--- Texto para leer ---
- - - -

Sergio Llull, con el trofeo.

Con el Real Madrid de Laso nos ha ocurrido lo que con las películas de Wes Anderson: nos empezó entrando por los ojos y se nos ha terminado agarrando al pecho. Su gen competitivo le cala tanto al público que ha camelado a los imparciales de la pelota naranja y ha provocado que los que llegaron enamorados del 'Chacho' hayan terminado viendo simpáticas hasta las afonías de su entrenador.

Contradiciendo ese lugar común tan corto de miras que dice que la grandeza en Concha Espina se mide por el odio de sus rivales, somos testigos de un plantel ante el que el enemigo da la mano. Una tropa que ejemplifica que el arraigo puede más que el dinero y que el espíritu ganador es más valioso que el talento estético. Antes que uno que juegue bien, dame uno que no se arrugue.

- - - -

--- Filas de datos ---

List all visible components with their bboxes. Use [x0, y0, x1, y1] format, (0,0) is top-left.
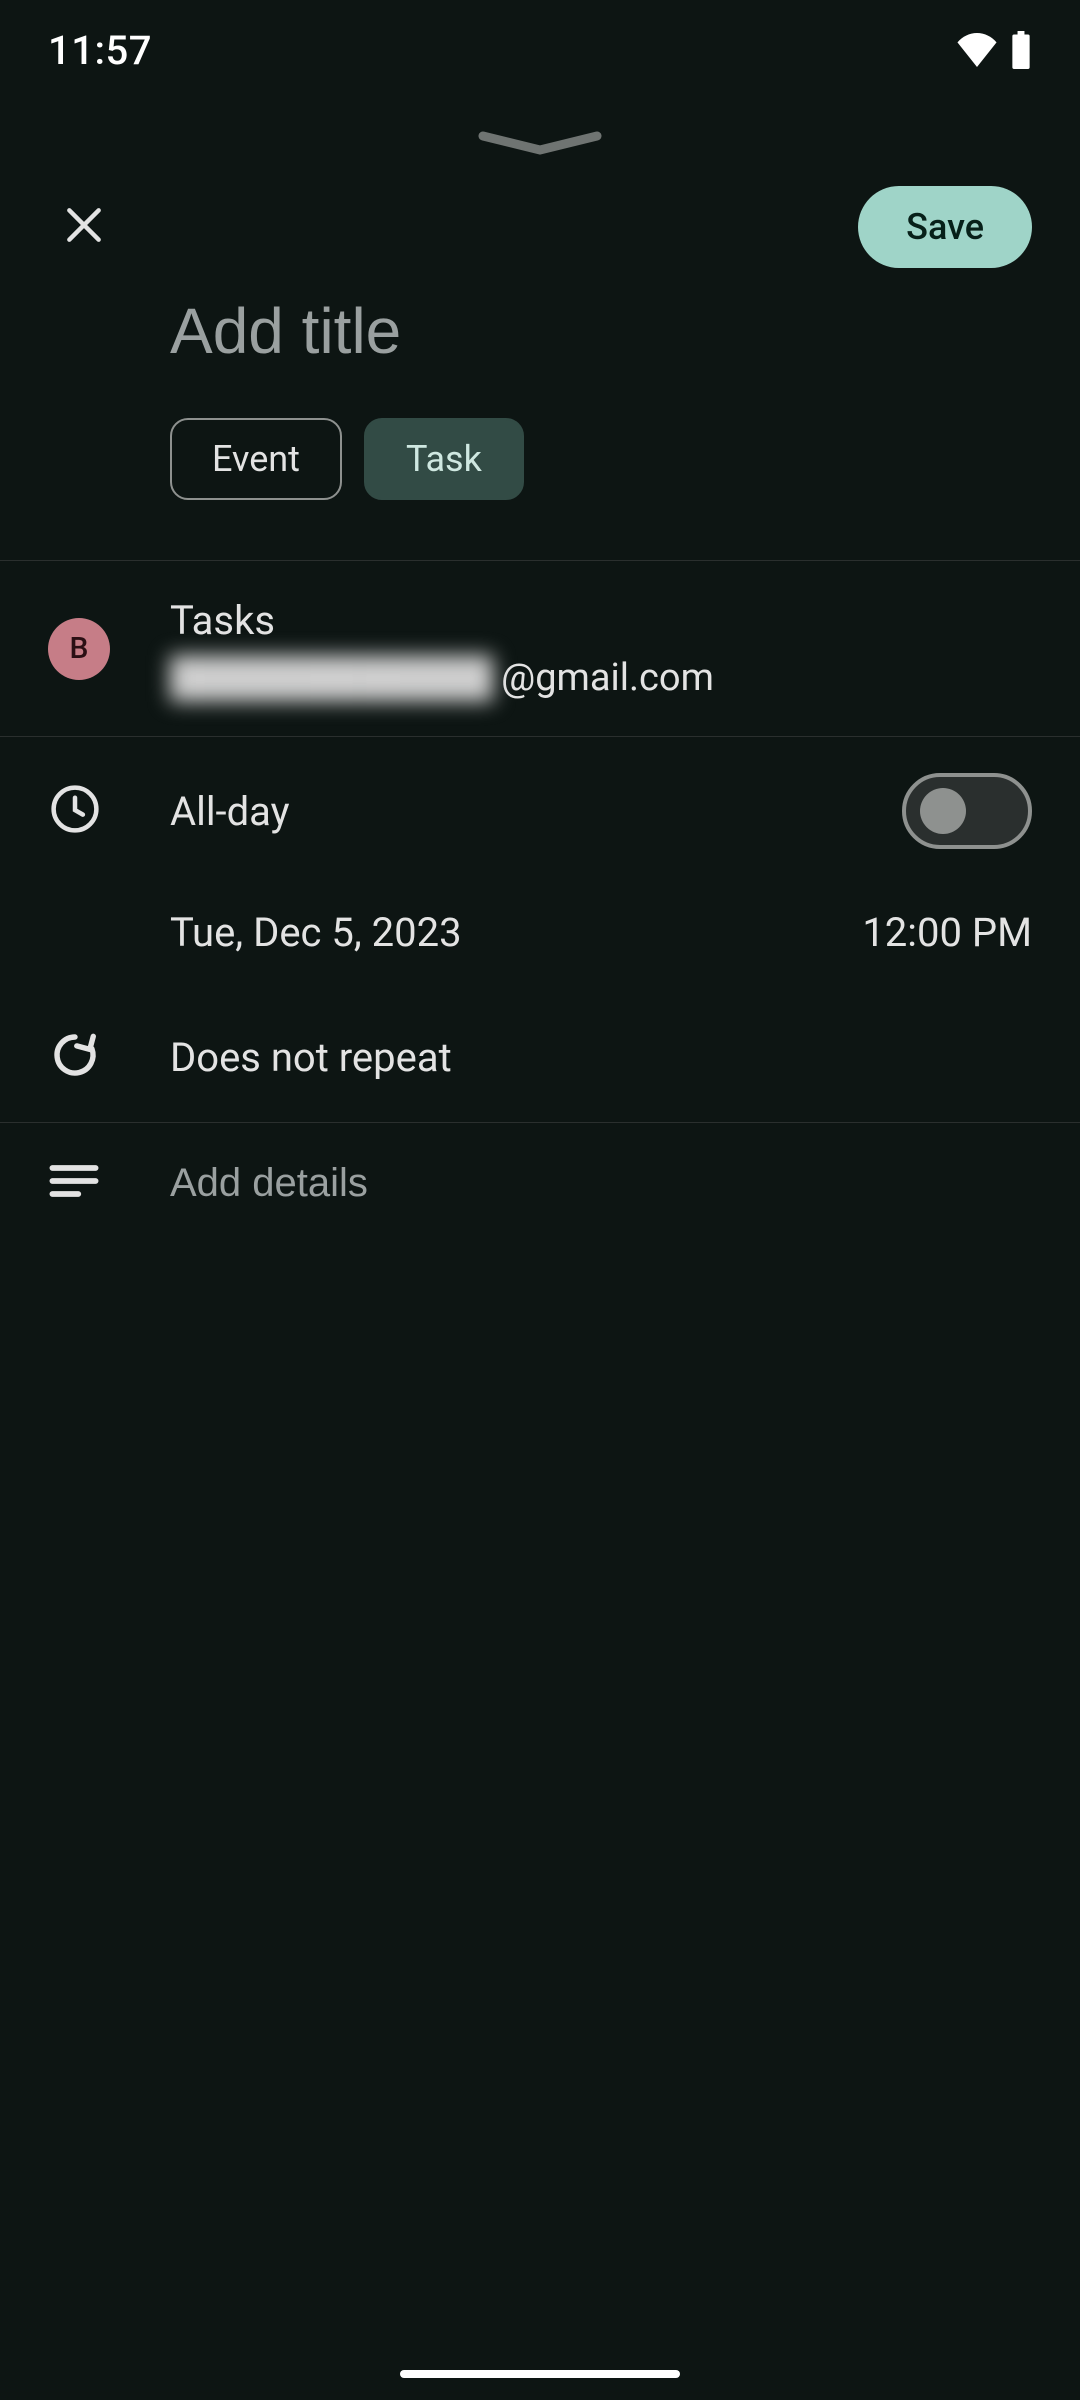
repeat-label: Does not repeat: [170, 1034, 1032, 1081]
account-row[interactable]: B Tasks ████████████@gmail.com: [0, 561, 1080, 736]
collapse-handle-icon: [475, 130, 605, 158]
task-list-name: Tasks: [170, 597, 1032, 644]
details-row: [0, 1123, 1080, 1243]
allday-label: All-day: [170, 788, 902, 835]
title-input[interactable]: [170, 294, 1032, 368]
repeat-icon: [48, 1028, 102, 1086]
allday-row: All-day: [0, 737, 1080, 885]
status-icons: [956, 31, 1032, 69]
avatar: B: [48, 618, 110, 680]
notes-icon: [48, 1160, 100, 1206]
chip-event[interactable]: Event: [170, 418, 342, 500]
time-picker[interactable]: 12:00 PM: [862, 909, 1032, 956]
email-domain: @gmail.com: [501, 656, 714, 700]
email-prefix-obscured: ████████████: [170, 656, 493, 700]
status-time: 11:57: [48, 27, 152, 74]
battery-icon: [1010, 31, 1032, 69]
wifi-icon: [956, 33, 998, 67]
nav-pill: [400, 2370, 680, 2378]
close-icon: [62, 203, 106, 251]
chip-task[interactable]: Task: [364, 418, 524, 500]
sheet-handle[interactable]: [0, 100, 1080, 168]
save-button[interactable]: Save: [858, 186, 1032, 268]
details-input[interactable]: [170, 1161, 1032, 1206]
datetime-row: Tue, Dec 5, 2023 12:00 PM: [0, 885, 1080, 992]
toggle-knob: [920, 788, 966, 834]
clock-icon: [48, 782, 102, 840]
close-button[interactable]: [48, 191, 120, 263]
app-bar: Save: [0, 168, 1080, 286]
type-chip-row: Event Task: [0, 388, 1080, 560]
account-email: ████████████@gmail.com: [170, 656, 1032, 700]
gesture-nav-bar: [0, 2370, 1080, 2378]
title-area: [0, 286, 1080, 388]
status-bar: 11:57: [0, 0, 1080, 100]
allday-toggle[interactable]: [902, 773, 1032, 849]
repeat-row[interactable]: Does not repeat: [0, 992, 1080, 1122]
date-picker[interactable]: Tue, Dec 5, 2023: [170, 909, 462, 956]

- - - -

--- Enunciado ---
Transcribe íntegro y sin ningún cambio el texto sobre el Real Madrid de Laso. Los registros no intervienen en esto.

--- Solución del ejercicio ---
Sergio Llull, con el trofeo.

Con el Real Madrid de Laso nos ha ocurrido lo que con las películas de Wes Anderson: nos empezó entrando por los ojos y se nos ha terminado agarrando al pecho. Su gen competitivo le cala tanto al público que ha camelado a los imparciales de la pelota naranja y ha provocado que los que llegaron enamorados del 'Chacho' hayan terminado viendo simpáticas hasta las afonías de su entrenador.

Contradiciendo ese lugar común tan corto de miras que dice que la grandeza en Concha Espina se mide por el odio de sus rivales, somos testigos de un plantel ante el que el enemigo da la mano. Una tropa que ejemplifica que el arraigo puede más que el dinero y que el espíritu ganador es más valioso que el talento estético. Antes que uno que juegue bien, dame uno que no se arrugue.